Start of Data section

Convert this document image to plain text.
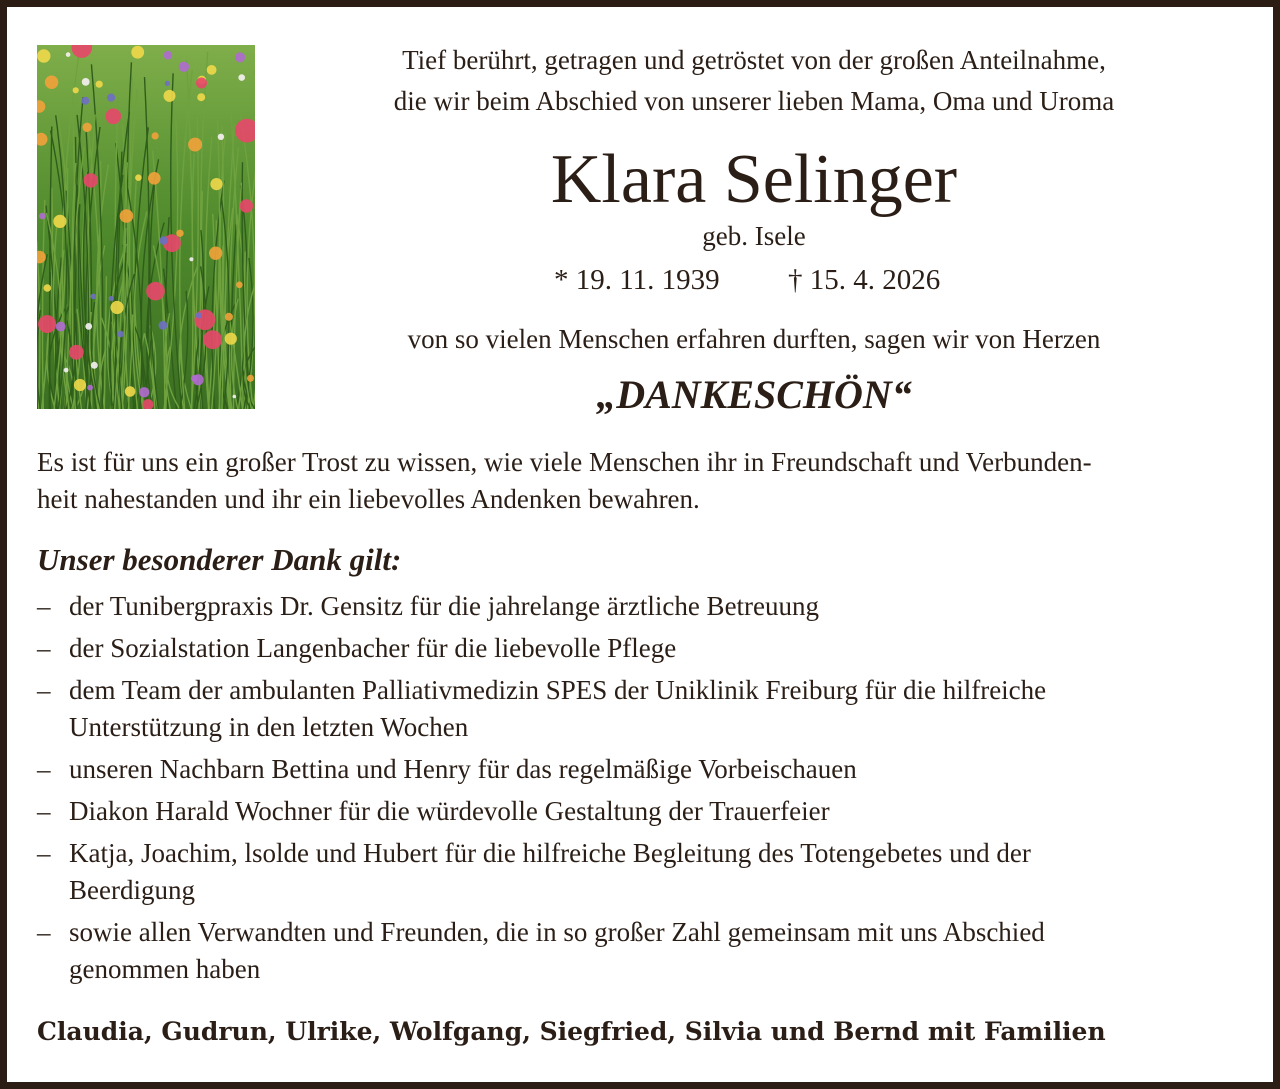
Tief berührt, getragen und getröstet von der großen Anteilnahme,
die wir beim Abschied von unserer lieben Mama, Oma und Uroma
Klara Selinger
geb. Isele
* 19. 11. 1939 † 15. 4. 2026
von so vielen Menschen erfahren durften, sagen wir von Herzen
„DANKESCHÖN“
Es ist für uns ein großer Trost zu wissen, wie viele Menschen ihr in Freundschaft und Verbunden-
heit nahestanden und ihr ein liebevolles Andenken bewahren.
Unser besonderer Dank gilt:
– der Tunibergpraxis Dr. Gensitz für die jahrelange ärztliche Betreuung
– der Sozialstation Langenbacher für die liebevolle Pflege
– dem Team der ambulanten Palliativmedizin SPES der Uniklinik Freiburg für die hilfreiche
Unterstützung in den letzten Wochen
– unseren Nachbarn Bettina und Henry für das regelmäßige Vorbeischauen
– Diakon Harald Wochner für die würdevolle Gestaltung der Trauerfeier
– Katja, Joachim, lsolde und Hubert für die hilfreiche Begleitung des Totengebetes und der
Beerdigung
– sowie allen Verwandten und Freunden, die in so großer Zahl gemeinsam mit uns Abschied
genommen haben
Claudia, Gudrun, Ulrike, Wolfgang, Siegfried, Silvia und Bernd mit Familien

End of Data section

Output all the data, exactly, without images.

Convert this document image to plain text.
Tief berührt, getragen und getröstet von der großen Anteilnahme,
die wir beim Abschied von unserer lieben Mama, Oma und Uroma
Klara Selinger
geb. Isele
* 19. 11. 1939 † 15. 4. 2026
von so vielen Menschen erfahren durften, sagen wir von Herzen
„DANKESCHÖN“
Es ist für uns ein großer Trost zu wissen, wie viele Menschen ihr in Freundschaft und Verbunden-
heit nahestanden und ihr ein liebevolles Andenken bewahren.
Unser besonderer Dank gilt:
– der Tunibergpraxis Dr. Gensitz für die jahrelange ärztliche Betreuung
– der Sozialstation Langenbacher für die liebevolle Pflege
– dem Team der ambulanten Palliativmedizin SPES der Uniklinik Freiburg für die hilfreiche
Unterstützung in den letzten Wochen
– unseren Nachbarn Bettina und Henry für das regelmäßige Vorbeischauen
– Diakon Harald Wochner für die würdevolle Gestaltung der Trauerfeier
– Katja, Joachim, lsolde und Hubert für die hilfreiche Begleitung des Totengebetes und der
Beerdigung
– sowie allen Verwandten und Freunden, die in so großer Zahl gemeinsam mit uns Abschied
genommen haben
Claudia, Gudrun, Ulrike, Wolfgang, Siegfried, Silvia und Bernd mit Familien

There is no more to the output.